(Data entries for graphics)
----

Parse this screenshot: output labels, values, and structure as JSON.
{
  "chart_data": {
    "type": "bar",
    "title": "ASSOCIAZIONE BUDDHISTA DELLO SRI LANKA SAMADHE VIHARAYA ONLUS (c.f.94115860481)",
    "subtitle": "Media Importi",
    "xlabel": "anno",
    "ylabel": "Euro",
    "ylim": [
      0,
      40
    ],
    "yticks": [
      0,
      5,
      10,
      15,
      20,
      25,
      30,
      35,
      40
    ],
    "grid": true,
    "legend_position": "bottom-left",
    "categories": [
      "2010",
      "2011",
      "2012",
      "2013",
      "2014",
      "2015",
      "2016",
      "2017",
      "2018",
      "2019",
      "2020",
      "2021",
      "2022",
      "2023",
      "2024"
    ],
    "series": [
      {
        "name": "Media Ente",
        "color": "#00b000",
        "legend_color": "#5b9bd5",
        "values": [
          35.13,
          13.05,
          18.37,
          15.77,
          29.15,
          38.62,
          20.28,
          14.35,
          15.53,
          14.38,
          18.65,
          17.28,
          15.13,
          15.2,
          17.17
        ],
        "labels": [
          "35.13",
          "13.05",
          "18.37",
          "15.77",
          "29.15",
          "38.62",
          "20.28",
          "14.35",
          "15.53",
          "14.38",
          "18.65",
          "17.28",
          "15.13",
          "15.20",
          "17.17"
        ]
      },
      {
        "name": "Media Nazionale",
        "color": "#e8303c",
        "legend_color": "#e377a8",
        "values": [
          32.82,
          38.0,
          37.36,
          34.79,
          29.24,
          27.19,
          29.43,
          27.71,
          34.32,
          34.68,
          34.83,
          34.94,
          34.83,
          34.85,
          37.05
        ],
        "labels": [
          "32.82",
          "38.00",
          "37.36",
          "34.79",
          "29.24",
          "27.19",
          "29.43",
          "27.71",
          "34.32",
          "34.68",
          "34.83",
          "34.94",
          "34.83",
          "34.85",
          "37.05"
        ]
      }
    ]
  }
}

----

» **What the exercise asks**
Restate each entry exactly, skipping none.

» **Solution to the exercise**
Parse this screenshot: output labels, values, and structure as JSON.
{
  "chart_data": {
    "type": "bar",
    "title": "ASSOCIAZIONE BUDDHISTA DELLO SRI LANKA SAMADHE VIHARAYA ONLUS (c.f.94115860481)",
    "subtitle": "Media Importi",
    "xlabel": "anno",
    "ylabel": "Euro",
    "ylim": [
      0,
      40
    ],
    "yticks": [
      0,
      5,
      10,
      15,
      20,
      25,
      30,
      35,
      40
    ],
    "grid": true,
    "legend_position": "bottom-left",
    "categories": [
      "2010",
      "2011",
      "2012",
      "2013",
      "2014",
      "2015",
      "2016",
      "2017",
      "2018",
      "2019",
      "2020",
      "2021",
      "2022",
      "2023",
      "2024"
    ],
    "series": [
      {
        "name": "Media Ente",
        "color": "#00b000",
        "legend_color": "#5b9bd5",
        "values": [
          35.13,
          13.05,
          18.37,
          15.77,
          29.15,
          38.62,
          20.28,
          14.35,
          15.53,
          14.38,
          18.65,
          17.28,
          15.13,
          15.2,
          17.17
        ],
        "labels": [
          "35.13",
          "13.05",
          "18.37",
          "15.77",
          "29.15",
          "38.62",
          "20.28",
          "14.35",
          "15.53",
          "14.38",
          "18.65",
          "17.28",
          "15.13",
          "15.20",
          "17.17"
        ]
      },
      {
        "name": "Media Nazionale",
        "color": "#e8303c",
        "legend_color": "#e377a8",
        "values": [
          32.82,
          38.0,
          37.36,
          34.79,
          29.24,
          27.19,
          29.43,
          27.71,
          34.32,
          34.68,
          34.83,
          34.94,
          34.83,
          34.85,
          37.05
        ],
        "labels": [
          "32.82",
          "38.00",
          "37.36",
          "34.79",
          "29.24",
          "27.19",
          "29.43",
          "27.71",
          "34.32",
          "34.68",
          "34.83",
          "34.94",
          "34.83",
          "34.85",
          "37.05"
        ]
      }
    ]
  }
}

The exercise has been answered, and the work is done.